-- Data to use start --

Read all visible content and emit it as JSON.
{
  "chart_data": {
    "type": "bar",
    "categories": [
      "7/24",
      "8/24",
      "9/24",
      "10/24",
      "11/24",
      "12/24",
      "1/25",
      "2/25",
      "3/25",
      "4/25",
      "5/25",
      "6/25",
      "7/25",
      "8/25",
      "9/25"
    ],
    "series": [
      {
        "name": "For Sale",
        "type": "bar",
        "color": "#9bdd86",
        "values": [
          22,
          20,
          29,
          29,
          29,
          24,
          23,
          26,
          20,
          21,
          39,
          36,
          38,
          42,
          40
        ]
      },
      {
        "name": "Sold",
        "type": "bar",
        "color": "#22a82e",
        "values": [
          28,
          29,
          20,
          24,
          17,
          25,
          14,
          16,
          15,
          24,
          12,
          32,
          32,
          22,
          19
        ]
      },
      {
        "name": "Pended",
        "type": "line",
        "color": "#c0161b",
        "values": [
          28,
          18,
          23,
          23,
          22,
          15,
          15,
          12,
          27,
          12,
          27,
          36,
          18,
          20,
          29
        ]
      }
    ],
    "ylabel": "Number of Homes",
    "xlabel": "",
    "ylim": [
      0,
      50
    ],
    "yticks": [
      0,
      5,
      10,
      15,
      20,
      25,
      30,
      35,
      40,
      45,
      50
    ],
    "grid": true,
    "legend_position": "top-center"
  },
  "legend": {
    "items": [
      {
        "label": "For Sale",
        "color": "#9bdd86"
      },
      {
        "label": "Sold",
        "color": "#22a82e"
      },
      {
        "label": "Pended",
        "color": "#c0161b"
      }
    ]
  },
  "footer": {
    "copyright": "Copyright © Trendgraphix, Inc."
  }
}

-- Data to use end --

■ What the task requires
Repeat all the entries word for word.

■ Worked solution
Read all visible content and emit it as JSON.
{
  "chart_data": {
    "type": "bar",
    "categories": [
      "7/24",
      "8/24",
      "9/24",
      "10/24",
      "11/24",
      "12/24",
      "1/25",
      "2/25",
      "3/25",
      "4/25",
      "5/25",
      "6/25",
      "7/25",
      "8/25",
      "9/25"
    ],
    "series": [
      {
        "name": "For Sale",
        "type": "bar",
        "color": "#9bdd86",
        "values": [
          22,
          20,
          29,
          29,
          29,
          24,
          23,
          26,
          20,
          21,
          39,
          36,
          38,
          42,
          40
        ]
      },
      {
        "name": "Sold",
        "type": "bar",
        "color": "#22a82e",
        "values": [
          28,
          29,
          20,
          24,
          17,
          25,
          14,
          16,
          15,
          24,
          12,
          32,
          32,
          22,
          19
        ]
      },
      {
        "name": "Pended",
        "type": "line",
        "color": "#c0161b",
        "values": [
          28,
          18,
          23,
          23,
          22,
          15,
          15,
          12,
          27,
          12,
          27,
          36,
          18,
          20,
          29
        ]
      }
    ],
    "ylabel": "Number of Homes",
    "xlabel": "",
    "ylim": [
      0,
      50
    ],
    "yticks": [
      0,
      5,
      10,
      15,
      20,
      25,
      30,
      35,
      40,
      45,
      50
    ],
    "grid": true,
    "legend_position": "top-center"
  },
  "legend": {
    "items": [
      {
        "label": "For Sale",
        "color": "#9bdd86"
      },
      {
        "label": "Sold",
        "color": "#22a82e"
      },
      {
        "label": "Pended",
        "color": "#c0161b"
      }
    ]
  },
  "footer": {
    "copyright": "Copyright © Trendgraphix, Inc."
  }
}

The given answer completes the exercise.